» **Requirement**:
Lift every line from the entries that includes the word "TradingView".
*** Rows
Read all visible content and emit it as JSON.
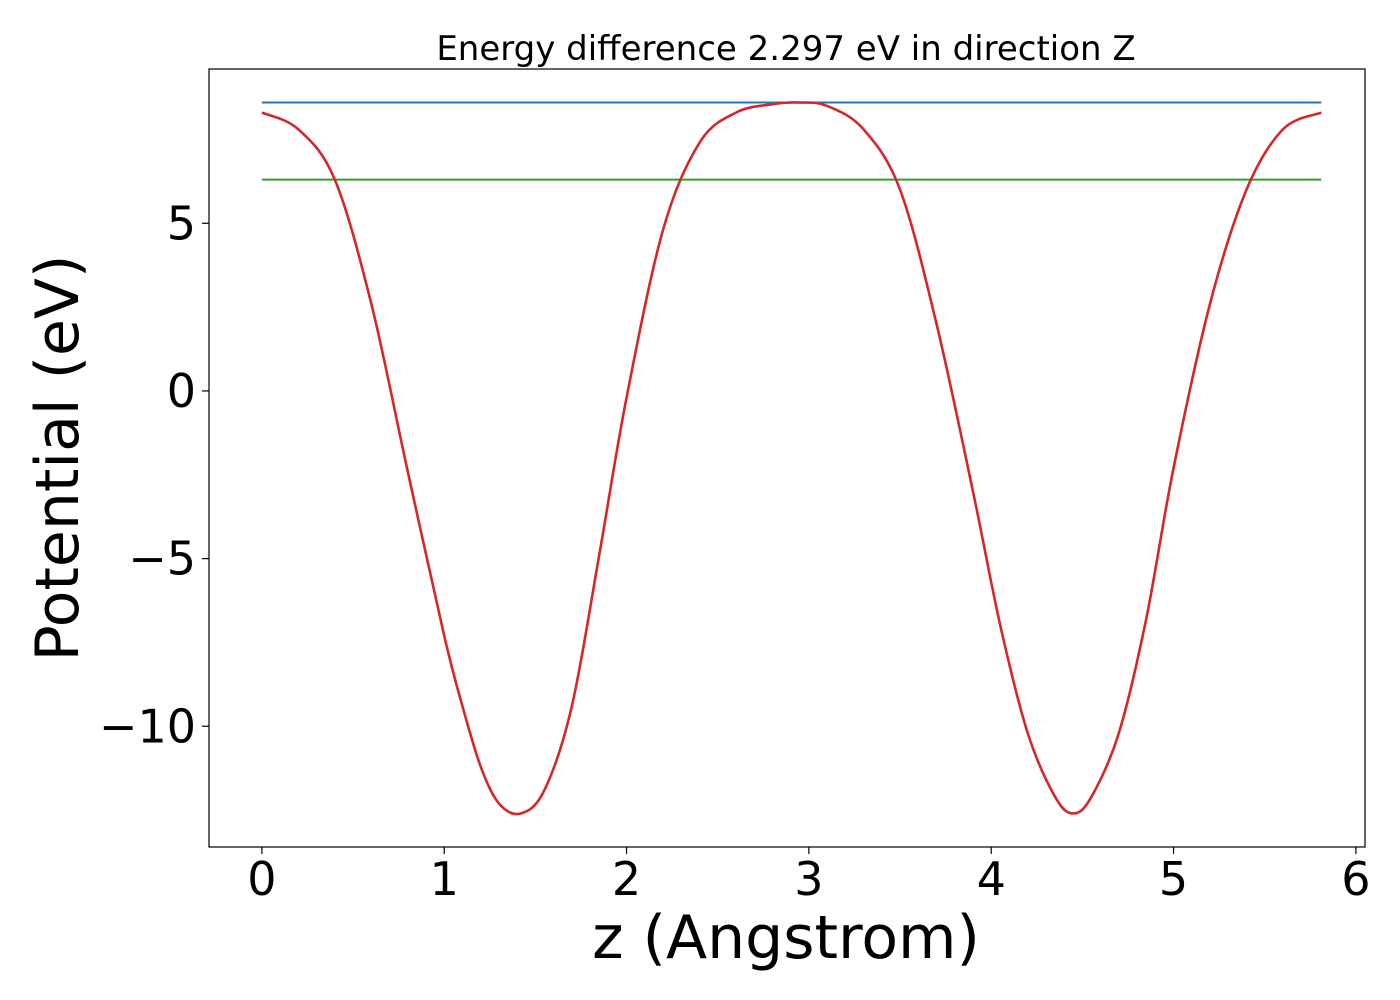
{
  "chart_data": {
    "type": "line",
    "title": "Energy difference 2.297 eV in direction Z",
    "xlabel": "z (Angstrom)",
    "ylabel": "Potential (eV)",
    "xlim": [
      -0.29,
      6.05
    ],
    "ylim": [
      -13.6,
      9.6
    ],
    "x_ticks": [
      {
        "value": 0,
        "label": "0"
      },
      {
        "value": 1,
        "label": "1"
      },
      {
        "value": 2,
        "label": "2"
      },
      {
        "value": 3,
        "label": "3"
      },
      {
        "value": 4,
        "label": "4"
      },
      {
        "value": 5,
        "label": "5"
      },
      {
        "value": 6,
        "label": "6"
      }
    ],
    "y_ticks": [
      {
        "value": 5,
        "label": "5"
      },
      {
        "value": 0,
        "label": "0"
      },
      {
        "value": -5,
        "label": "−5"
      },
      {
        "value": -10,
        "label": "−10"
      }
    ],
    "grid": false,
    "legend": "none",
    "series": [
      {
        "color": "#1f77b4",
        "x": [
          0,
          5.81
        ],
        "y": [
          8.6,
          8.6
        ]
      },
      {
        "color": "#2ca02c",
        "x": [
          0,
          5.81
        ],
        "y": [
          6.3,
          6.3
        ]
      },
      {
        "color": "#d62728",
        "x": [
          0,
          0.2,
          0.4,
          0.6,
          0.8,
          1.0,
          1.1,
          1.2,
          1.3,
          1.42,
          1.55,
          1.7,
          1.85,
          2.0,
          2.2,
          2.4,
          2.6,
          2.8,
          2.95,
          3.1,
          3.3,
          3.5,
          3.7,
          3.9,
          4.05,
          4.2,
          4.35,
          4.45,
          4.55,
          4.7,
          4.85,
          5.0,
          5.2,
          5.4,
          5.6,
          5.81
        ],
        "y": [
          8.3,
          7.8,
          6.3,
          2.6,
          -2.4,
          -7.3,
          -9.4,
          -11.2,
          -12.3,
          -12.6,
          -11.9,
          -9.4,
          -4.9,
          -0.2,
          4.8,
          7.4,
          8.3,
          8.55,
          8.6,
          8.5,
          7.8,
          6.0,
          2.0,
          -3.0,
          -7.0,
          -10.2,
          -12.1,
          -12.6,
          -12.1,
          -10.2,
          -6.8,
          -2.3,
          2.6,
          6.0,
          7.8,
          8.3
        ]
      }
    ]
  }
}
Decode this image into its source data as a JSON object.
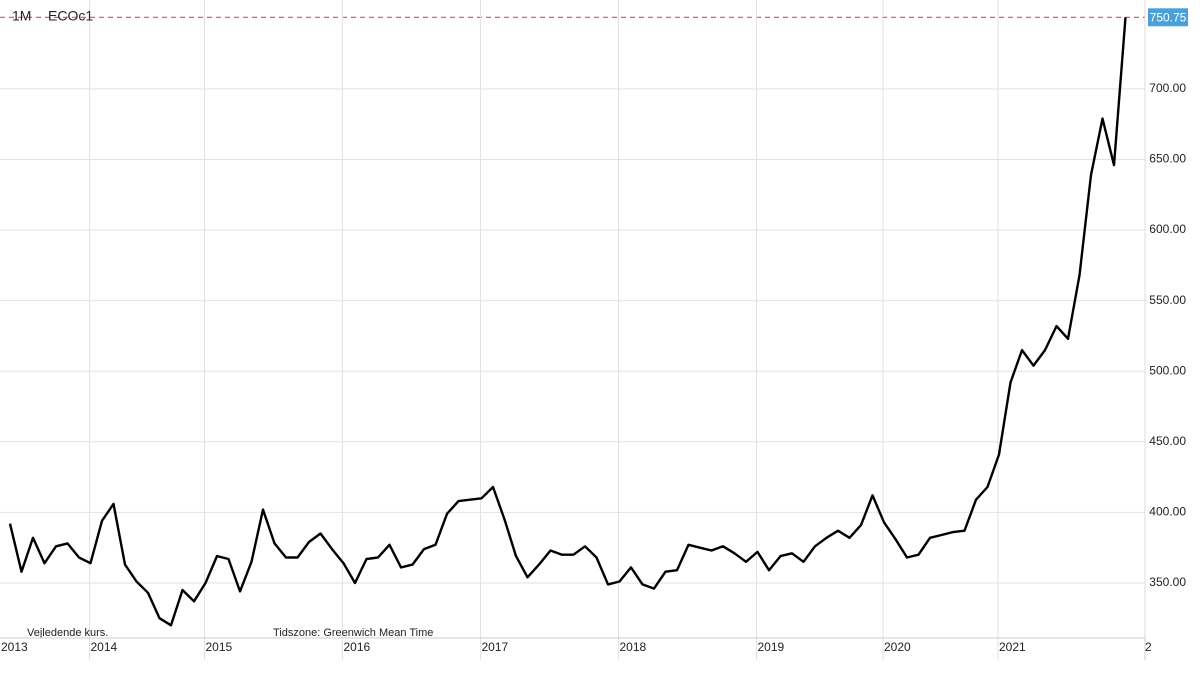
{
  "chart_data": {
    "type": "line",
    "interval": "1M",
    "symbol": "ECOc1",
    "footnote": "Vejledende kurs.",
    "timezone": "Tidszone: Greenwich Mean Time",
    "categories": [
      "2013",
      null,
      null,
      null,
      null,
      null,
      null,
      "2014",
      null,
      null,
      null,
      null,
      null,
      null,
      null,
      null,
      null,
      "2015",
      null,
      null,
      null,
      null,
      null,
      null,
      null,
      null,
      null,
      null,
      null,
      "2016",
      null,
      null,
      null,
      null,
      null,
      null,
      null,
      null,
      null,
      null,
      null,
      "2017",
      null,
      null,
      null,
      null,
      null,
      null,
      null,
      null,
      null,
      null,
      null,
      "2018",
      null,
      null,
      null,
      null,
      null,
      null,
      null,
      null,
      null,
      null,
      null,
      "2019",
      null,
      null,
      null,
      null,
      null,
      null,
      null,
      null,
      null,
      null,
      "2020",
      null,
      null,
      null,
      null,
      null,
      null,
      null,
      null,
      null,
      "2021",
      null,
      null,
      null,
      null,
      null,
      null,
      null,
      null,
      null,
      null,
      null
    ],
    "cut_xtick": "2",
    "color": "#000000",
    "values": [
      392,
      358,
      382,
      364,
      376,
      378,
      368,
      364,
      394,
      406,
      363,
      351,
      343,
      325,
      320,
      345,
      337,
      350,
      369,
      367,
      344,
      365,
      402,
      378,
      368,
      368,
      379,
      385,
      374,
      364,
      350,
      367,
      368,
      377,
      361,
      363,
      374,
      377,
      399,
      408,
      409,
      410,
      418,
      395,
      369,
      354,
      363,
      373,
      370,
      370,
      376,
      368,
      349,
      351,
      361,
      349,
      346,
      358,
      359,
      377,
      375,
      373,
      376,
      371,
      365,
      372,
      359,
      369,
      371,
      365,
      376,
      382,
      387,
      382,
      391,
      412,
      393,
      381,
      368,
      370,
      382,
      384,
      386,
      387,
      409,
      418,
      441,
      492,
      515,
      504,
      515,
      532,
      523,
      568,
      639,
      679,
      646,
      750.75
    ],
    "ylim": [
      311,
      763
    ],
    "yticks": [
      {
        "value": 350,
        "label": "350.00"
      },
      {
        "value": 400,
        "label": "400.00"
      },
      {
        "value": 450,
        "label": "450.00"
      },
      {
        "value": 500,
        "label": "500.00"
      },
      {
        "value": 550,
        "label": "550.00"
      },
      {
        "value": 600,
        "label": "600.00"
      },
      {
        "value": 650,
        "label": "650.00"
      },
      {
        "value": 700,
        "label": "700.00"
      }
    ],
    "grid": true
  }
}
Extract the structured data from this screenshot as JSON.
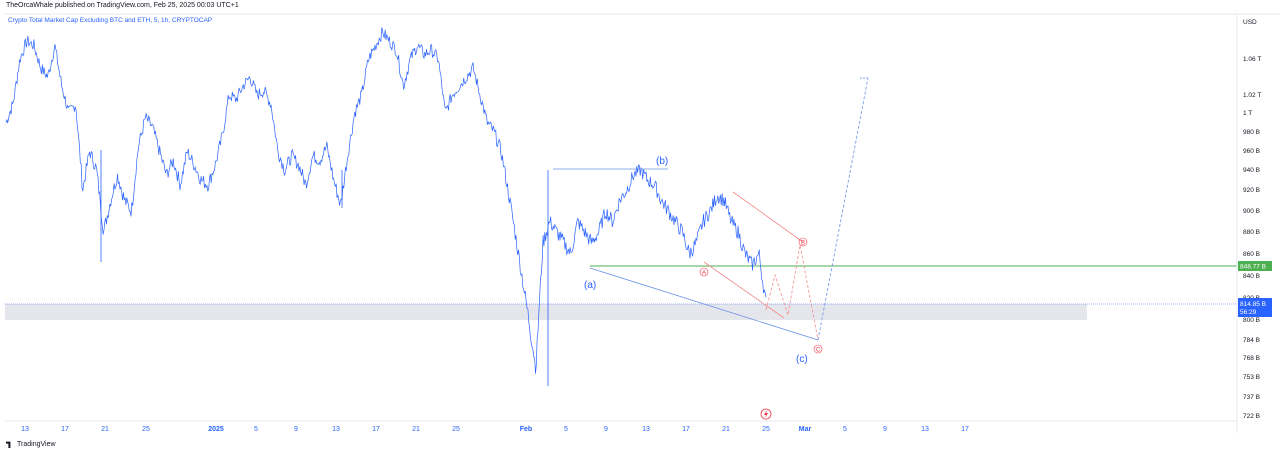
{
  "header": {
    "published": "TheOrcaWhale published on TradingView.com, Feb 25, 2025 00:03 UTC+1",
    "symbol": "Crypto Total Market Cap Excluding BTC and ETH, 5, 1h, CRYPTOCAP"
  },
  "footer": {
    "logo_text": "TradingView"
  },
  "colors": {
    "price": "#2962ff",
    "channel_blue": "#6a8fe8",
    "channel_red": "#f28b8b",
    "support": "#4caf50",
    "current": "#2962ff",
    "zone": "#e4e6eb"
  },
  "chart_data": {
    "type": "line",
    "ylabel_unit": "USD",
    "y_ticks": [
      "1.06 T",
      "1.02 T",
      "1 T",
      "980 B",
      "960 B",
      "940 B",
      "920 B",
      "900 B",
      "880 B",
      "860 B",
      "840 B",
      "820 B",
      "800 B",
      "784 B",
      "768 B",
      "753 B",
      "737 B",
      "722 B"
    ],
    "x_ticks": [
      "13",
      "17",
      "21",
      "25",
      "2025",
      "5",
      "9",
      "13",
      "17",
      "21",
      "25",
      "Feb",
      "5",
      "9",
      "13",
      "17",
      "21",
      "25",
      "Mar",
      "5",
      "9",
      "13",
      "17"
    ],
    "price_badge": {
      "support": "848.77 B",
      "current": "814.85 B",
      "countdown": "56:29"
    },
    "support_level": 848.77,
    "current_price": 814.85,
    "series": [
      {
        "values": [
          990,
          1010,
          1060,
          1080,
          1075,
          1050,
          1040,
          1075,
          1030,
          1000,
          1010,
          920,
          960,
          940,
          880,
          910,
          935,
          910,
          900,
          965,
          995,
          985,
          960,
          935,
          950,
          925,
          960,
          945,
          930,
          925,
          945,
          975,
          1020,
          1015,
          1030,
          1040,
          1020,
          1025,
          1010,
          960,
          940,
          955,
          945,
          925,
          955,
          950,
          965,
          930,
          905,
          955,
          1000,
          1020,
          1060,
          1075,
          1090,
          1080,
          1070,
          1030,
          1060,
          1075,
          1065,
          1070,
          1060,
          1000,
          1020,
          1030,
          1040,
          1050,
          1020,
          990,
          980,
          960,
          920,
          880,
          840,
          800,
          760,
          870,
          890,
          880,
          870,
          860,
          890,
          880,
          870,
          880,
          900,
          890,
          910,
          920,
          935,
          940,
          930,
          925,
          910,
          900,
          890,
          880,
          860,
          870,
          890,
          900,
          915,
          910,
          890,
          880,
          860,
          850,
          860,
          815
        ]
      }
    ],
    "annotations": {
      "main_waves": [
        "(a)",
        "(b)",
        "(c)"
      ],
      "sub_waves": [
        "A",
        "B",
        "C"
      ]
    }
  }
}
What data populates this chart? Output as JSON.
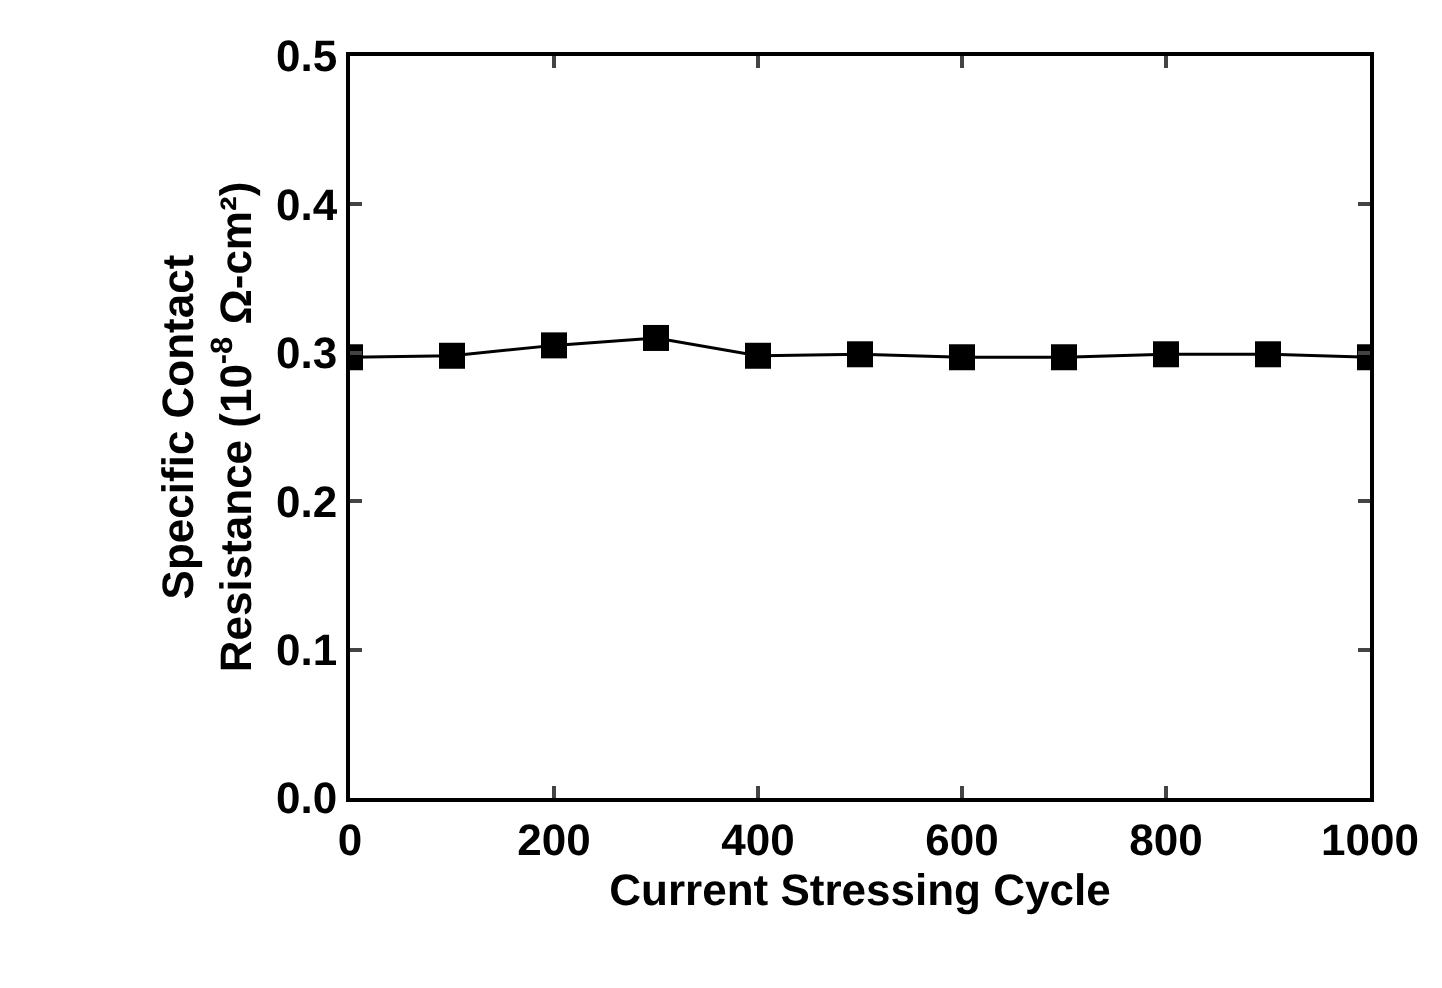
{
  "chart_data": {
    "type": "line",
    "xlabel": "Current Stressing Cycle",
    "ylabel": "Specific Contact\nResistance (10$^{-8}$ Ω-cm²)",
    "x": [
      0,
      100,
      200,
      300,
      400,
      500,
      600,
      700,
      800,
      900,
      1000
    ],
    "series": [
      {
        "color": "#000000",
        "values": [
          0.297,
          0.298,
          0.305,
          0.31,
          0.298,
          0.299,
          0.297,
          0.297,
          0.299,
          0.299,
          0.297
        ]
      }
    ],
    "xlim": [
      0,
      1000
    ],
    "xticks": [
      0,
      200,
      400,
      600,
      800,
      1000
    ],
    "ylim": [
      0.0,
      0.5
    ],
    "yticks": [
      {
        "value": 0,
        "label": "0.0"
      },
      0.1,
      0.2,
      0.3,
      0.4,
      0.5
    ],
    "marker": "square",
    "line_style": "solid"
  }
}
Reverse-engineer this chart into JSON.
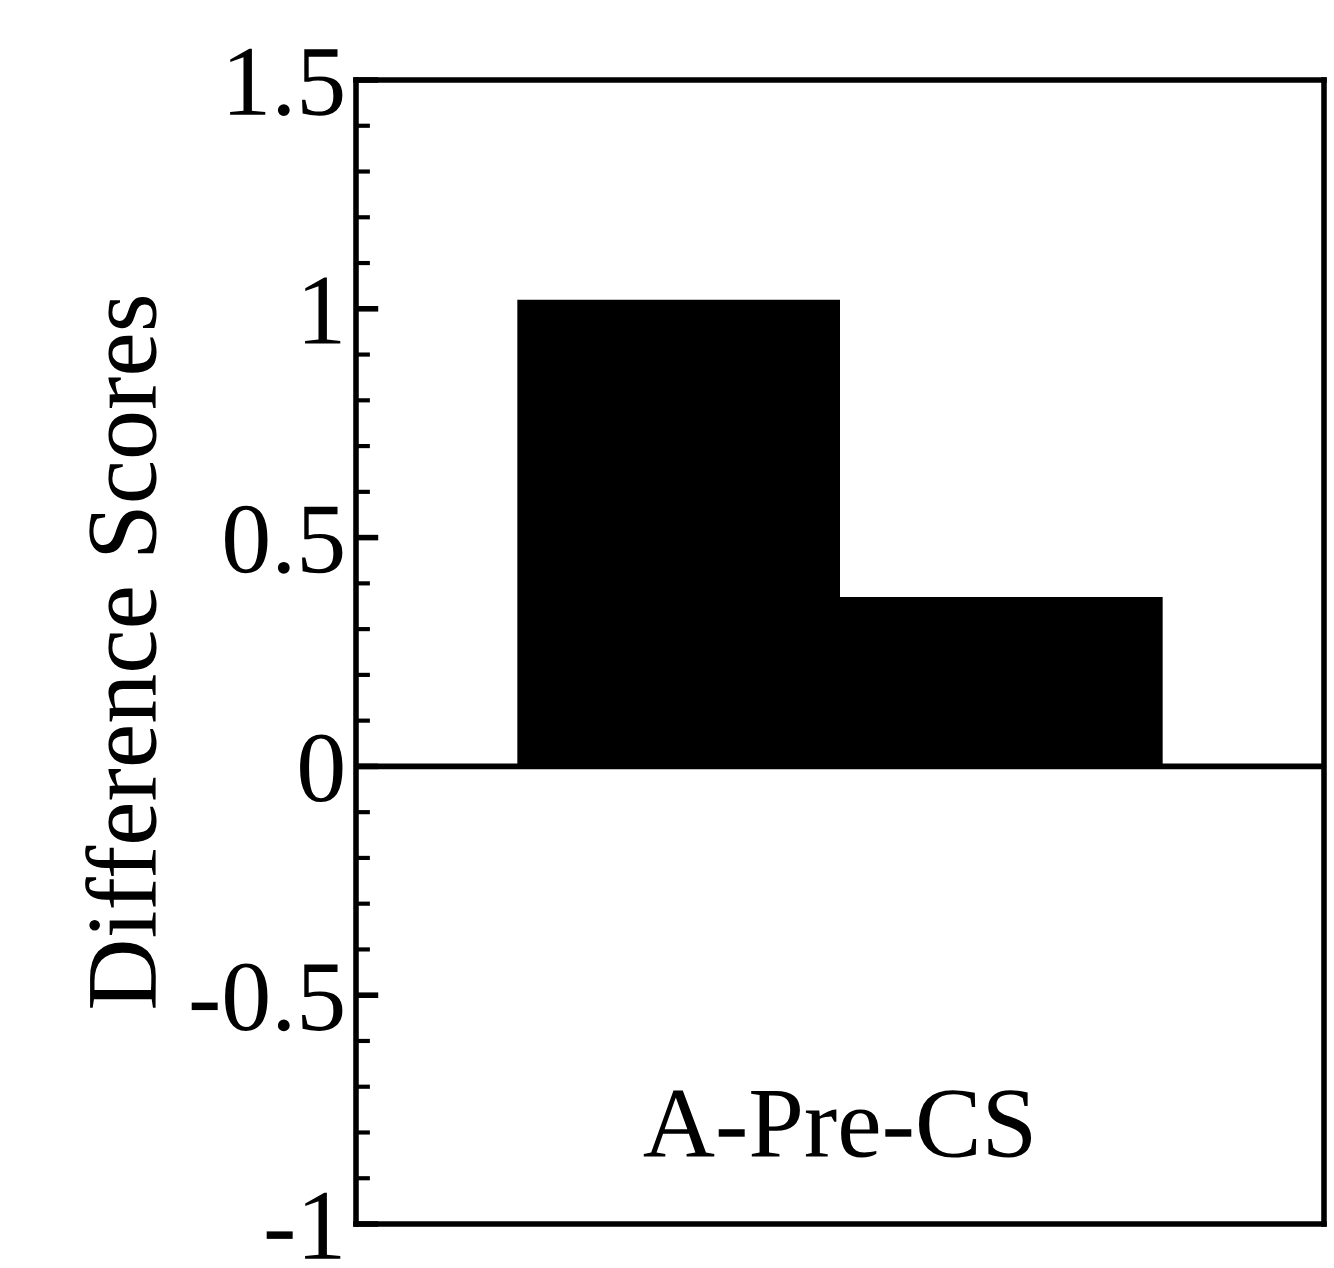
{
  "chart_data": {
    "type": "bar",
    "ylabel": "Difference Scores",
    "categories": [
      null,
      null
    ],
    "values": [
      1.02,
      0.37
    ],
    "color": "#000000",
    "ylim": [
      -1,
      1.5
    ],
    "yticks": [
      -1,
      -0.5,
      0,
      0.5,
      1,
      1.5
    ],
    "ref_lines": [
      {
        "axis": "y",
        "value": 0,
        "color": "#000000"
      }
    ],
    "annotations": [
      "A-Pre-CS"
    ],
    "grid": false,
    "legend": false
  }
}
******
» **Response below**:
    "published": "TheOrcaWhale published on TradingView.com, Feb 25, 2025 00:03 UTC+1",
    "logo_text": "TradingView"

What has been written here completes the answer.